• Objective
Among the lines below, count those with "Agama". Give the total alone.

====

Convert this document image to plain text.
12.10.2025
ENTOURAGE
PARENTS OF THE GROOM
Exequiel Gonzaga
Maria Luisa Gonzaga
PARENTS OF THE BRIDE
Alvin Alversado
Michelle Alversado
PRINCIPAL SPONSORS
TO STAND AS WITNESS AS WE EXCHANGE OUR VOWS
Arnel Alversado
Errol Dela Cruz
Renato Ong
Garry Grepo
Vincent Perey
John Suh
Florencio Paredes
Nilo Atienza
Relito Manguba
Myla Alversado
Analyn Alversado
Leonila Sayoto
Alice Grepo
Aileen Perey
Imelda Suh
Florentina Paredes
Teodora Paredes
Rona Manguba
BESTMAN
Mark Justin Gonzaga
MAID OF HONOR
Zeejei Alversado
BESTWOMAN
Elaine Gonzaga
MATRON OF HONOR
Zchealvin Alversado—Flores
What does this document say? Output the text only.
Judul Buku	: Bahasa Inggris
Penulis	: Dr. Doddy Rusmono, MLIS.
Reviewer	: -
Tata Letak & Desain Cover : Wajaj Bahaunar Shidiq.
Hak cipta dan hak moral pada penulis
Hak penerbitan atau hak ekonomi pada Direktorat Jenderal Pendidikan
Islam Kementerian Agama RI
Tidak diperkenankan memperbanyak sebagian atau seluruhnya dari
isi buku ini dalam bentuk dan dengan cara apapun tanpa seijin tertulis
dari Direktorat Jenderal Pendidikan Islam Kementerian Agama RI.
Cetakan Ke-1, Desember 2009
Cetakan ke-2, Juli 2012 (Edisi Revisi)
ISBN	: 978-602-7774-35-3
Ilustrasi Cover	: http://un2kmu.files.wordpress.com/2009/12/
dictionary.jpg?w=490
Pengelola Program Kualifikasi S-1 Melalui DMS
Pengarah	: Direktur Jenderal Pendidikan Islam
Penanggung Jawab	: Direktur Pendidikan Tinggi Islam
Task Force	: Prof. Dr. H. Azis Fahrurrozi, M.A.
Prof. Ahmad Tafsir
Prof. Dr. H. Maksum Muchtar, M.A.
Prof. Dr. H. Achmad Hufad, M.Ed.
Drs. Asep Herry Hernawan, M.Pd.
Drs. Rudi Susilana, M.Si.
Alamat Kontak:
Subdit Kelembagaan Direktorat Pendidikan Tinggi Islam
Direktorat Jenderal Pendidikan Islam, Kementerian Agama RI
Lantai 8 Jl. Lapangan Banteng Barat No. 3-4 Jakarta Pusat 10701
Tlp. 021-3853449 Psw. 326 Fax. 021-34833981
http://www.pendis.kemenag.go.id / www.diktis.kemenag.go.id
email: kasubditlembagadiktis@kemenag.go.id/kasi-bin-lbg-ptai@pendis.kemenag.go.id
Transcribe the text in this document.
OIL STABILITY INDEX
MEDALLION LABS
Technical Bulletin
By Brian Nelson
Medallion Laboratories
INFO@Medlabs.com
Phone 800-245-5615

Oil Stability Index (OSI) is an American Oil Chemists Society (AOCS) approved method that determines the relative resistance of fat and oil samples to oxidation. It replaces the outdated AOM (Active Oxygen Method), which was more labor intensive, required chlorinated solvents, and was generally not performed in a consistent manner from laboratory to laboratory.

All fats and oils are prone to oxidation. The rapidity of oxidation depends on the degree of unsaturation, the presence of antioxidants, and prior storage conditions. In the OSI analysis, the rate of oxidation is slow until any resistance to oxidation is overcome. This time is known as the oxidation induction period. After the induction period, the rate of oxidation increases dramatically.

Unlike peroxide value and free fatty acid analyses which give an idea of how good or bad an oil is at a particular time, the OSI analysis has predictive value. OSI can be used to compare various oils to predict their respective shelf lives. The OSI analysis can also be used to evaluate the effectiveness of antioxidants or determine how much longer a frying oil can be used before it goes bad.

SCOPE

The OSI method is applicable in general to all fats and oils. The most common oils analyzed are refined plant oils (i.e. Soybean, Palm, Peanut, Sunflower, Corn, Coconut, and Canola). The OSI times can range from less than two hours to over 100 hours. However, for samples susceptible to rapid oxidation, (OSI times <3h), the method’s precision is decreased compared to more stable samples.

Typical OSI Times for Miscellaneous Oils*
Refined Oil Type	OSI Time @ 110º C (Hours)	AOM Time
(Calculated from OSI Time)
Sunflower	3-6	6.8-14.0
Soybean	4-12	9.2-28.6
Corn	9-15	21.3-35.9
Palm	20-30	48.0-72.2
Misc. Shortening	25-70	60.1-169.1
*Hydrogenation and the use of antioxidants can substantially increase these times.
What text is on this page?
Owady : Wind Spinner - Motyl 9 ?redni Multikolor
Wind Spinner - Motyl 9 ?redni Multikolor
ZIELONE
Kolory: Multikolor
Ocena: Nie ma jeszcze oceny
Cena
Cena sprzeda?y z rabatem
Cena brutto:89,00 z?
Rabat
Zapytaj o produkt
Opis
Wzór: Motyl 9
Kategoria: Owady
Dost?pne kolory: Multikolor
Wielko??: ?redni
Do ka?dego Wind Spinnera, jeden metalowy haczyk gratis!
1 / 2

====

• Output below
3